→ PROBLEM TO WORK ON
Reproduce each of the lines word for word.

==========

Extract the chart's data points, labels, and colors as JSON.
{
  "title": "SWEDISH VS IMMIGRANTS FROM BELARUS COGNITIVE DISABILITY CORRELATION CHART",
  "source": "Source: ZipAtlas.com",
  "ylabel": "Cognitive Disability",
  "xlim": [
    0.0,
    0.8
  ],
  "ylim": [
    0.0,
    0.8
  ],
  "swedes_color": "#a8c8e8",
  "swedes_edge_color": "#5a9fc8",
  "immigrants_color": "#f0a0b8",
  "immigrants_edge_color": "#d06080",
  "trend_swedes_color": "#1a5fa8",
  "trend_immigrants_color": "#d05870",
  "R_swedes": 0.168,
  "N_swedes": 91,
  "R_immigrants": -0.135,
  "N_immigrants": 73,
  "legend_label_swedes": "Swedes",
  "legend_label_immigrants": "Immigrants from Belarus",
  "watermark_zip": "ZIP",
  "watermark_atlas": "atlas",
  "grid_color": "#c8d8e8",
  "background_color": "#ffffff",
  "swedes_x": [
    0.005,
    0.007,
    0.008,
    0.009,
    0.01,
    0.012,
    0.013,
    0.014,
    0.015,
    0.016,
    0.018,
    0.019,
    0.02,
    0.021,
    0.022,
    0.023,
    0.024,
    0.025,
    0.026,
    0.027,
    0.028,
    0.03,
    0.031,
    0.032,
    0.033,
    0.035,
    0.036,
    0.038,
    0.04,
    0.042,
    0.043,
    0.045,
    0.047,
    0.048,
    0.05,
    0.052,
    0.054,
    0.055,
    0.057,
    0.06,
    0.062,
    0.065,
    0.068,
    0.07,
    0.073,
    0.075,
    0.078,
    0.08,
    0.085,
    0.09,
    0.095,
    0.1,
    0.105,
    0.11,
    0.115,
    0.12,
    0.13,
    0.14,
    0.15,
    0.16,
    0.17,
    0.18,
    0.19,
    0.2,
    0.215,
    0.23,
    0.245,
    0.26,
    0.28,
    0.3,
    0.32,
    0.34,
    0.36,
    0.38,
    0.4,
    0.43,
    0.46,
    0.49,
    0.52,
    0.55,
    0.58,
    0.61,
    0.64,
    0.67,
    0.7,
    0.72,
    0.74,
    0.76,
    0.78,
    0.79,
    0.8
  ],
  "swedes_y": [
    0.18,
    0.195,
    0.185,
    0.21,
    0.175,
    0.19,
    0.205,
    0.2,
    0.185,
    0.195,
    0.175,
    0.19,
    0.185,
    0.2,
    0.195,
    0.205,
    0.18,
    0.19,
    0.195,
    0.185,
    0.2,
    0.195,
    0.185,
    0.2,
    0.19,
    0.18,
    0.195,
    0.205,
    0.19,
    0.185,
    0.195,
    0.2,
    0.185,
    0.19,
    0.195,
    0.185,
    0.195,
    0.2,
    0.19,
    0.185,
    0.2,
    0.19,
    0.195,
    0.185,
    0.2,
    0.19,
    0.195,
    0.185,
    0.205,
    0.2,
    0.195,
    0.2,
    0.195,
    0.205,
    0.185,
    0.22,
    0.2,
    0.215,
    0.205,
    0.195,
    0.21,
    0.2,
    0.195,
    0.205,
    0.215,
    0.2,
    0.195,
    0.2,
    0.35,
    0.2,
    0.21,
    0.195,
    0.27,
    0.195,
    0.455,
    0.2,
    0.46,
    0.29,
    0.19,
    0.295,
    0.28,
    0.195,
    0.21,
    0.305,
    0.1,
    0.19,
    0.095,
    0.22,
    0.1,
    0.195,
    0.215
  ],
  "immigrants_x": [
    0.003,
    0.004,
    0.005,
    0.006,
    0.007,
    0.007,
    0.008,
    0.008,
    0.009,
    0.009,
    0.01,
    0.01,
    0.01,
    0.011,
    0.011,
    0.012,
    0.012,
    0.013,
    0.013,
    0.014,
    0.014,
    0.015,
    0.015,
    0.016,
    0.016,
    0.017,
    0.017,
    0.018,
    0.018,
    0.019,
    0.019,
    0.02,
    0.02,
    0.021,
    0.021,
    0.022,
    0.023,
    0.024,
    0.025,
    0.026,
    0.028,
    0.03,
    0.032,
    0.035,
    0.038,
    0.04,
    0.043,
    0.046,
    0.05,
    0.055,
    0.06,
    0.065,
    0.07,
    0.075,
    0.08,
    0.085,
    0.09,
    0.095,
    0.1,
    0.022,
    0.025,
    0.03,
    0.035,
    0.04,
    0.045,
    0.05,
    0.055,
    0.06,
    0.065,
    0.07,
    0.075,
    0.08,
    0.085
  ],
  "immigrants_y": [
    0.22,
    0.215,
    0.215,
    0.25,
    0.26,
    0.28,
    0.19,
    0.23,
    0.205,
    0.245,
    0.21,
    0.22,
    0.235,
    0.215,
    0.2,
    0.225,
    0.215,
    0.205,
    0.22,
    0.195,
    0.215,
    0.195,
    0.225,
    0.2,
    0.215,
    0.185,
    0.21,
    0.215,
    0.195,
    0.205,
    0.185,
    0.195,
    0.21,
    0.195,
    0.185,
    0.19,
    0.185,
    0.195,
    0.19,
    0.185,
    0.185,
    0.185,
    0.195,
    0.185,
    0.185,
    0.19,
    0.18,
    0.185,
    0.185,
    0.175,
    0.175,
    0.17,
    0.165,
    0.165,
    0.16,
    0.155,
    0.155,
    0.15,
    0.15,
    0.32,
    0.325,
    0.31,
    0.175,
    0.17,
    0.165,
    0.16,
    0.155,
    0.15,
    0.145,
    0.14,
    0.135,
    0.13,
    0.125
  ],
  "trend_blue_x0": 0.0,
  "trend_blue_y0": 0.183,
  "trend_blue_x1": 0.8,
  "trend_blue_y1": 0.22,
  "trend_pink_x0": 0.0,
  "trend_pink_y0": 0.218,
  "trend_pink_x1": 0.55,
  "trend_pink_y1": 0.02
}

==========

→ TASK RESPONSE
Extract the chart's data points, labels, and colors as JSON.
{
  "title": "SWEDISH VS IMMIGRANTS FROM BELARUS COGNITIVE DISABILITY CORRELATION CHART",
  "source": "Source: ZipAtlas.com",
  "ylabel": "Cognitive Disability",
  "xlim": [
    0.0,
    0.8
  ],
  "ylim": [
    0.0,
    0.8
  ],
  "swedes_color": "#a8c8e8",
  "swedes_edge_color": "#5a9fc8",
  "immigrants_color": "#f0a0b8",
  "immigrants_edge_color": "#d06080",
  "trend_swedes_color": "#1a5fa8",
  "trend_immigrants_color": "#d05870",
  "R_swedes": 0.168,
  "N_swedes": 91,
  "R_immigrants": -0.135,
  "N_immigrants": 73,
  "legend_label_swedes": "Swedes",
  "legend_label_immigrants": "Immigrants from Belarus",
  "watermark_zip": "ZIP",
  "watermark_atlas": "atlas",
  "grid_color": "#c8d8e8",
  "background_color": "#ffffff",
  "swedes_x": [
    0.005,
    0.007,
    0.008,
    0.009,
    0.01,
    0.012,
    0.013,
    0.014,
    0.015,
    0.016,
    0.018,
    0.019,
    0.02,
    0.021,
    0.022,
    0.023,
    0.024,
    0.025,
    0.026,
    0.027,
    0.028,
    0.03,
    0.031,
    0.032,
    0.033,
    0.035,
    0.036,
    0.038,
    0.04,
    0.042,
    0.043,
    0.045,
    0.047,
    0.048,
    0.05,
    0.052,
    0.054,
    0.055,
    0.057,
    0.06,
    0.062,
    0.065,
    0.068,
    0.07,
    0.073,
    0.075,
    0.078,
    0.08,
    0.085,
    0.09,
    0.095,
    0.1,
    0.105,
    0.11,
    0.115,
    0.12,
    0.13,
    0.14,
    0.15,
    0.16,
    0.17,
    0.18,
    0.19,
    0.2,
    0.215,
    0.23,
    0.245,
    0.26,
    0.28,
    0.3,
    0.32,
    0.34,
    0.36,
    0.38,
    0.4,
    0.43,
    0.46,
    0.49,
    0.52,
    0.55,
    0.58,
    0.61,
    0.64,
    0.67,
    0.7,
    0.72,
    0.74,
    0.76,
    0.78,
    0.79,
    0.8
  ],
  "swedes_y": [
    0.18,
    0.195,
    0.185,
    0.21,
    0.175,
    0.19,
    0.205,
    0.2,
    0.185,
    0.195,
    0.175,
    0.19,
    0.185,
    0.2,
    0.195,
    0.205,
    0.18,
    0.19,
    0.195,
    0.185,
    0.2,
    0.195,
    0.185,
    0.2,
    0.19,
    0.18,
    0.195,
    0.205,
    0.19,
    0.185,
    0.195,
    0.2,
    0.185,
    0.19,
    0.195,
    0.185,
    0.195,
    0.2,
    0.19,
    0.185,
    0.2,
    0.19,
    0.195,
    0.185,
    0.2,
    0.19,
    0.195,
    0.185,
    0.205,
    0.2,
    0.195,
    0.2,
    0.195,
    0.205,
    0.185,
    0.22,
    0.2,
    0.215,
    0.205,
    0.195,
    0.21,
    0.2,
    0.195,
    0.205,
    0.215,
    0.2,
    0.195,
    0.2,
    0.35,
    0.2,
    0.21,
    0.195,
    0.27,
    0.195,
    0.455,
    0.2,
    0.46,
    0.29,
    0.19,
    0.295,
    0.28,
    0.195,
    0.21,
    0.305,
    0.1,
    0.19,
    0.095,
    0.22,
    0.1,
    0.195,
    0.215
  ],
  "immigrants_x": [
    0.003,
    0.004,
    0.005,
    0.006,
    0.007,
    0.007,
    0.008,
    0.008,
    0.009,
    0.009,
    0.01,
    0.01,
    0.01,
    0.011,
    0.011,
    0.012,
    0.012,
    0.013,
    0.013,
    0.014,
    0.014,
    0.015,
    0.015,
    0.016,
    0.016,
    0.017,
    0.017,
    0.018,
    0.018,
    0.019,
    0.019,
    0.02,
    0.02,
    0.021,
    0.021,
    0.022,
    0.023,
    0.024,
    0.025,
    0.026,
    0.028,
    0.03,
    0.032,
    0.035,
    0.038,
    0.04,
    0.043,
    0.046,
    0.05,
    0.055,
    0.06,
    0.065,
    0.07,
    0.075,
    0.08,
    0.085,
    0.09,
    0.095,
    0.1,
    0.022,
    0.025,
    0.03,
    0.035,
    0.04,
    0.045,
    0.05,
    0.055,
    0.06,
    0.065,
    0.07,
    0.075,
    0.08,
    0.085
  ],
  "immigrants_y": [
    0.22,
    0.215,
    0.215,
    0.25,
    0.26,
    0.28,
    0.19,
    0.23,
    0.205,
    0.245,
    0.21,
    0.22,
    0.235,
    0.215,
    0.2,
    0.225,
    0.215,
    0.205,
    0.22,
    0.195,
    0.215,
    0.195,
    0.225,
    0.2,
    0.215,
    0.185,
    0.21,
    0.215,
    0.195,
    0.205,
    0.185,
    0.195,
    0.21,
    0.195,
    0.185,
    0.19,
    0.185,
    0.195,
    0.19,
    0.185,
    0.185,
    0.185,
    0.195,
    0.185,
    0.185,
    0.19,
    0.18,
    0.185,
    0.185,
    0.175,
    0.175,
    0.17,
    0.165,
    0.165,
    0.16,
    0.155,
    0.155,
    0.15,
    0.15,
    0.32,
    0.325,
    0.31,
    0.175,
    0.17,
    0.165,
    0.16,
    0.155,
    0.15,
    0.145,
    0.14,
    0.135,
    0.13,
    0.125
  ],
  "trend_blue_x0": 0.0,
  "trend_blue_y0": 0.183,
  "trend_blue_x1": 0.8,
  "trend_blue_y1": 0.22,
  "trend_pink_x0": 0.0,
  "trend_pink_y0": 0.218,
  "trend_pink_x1": 0.55,
  "trend_pink_y1": 0.02
}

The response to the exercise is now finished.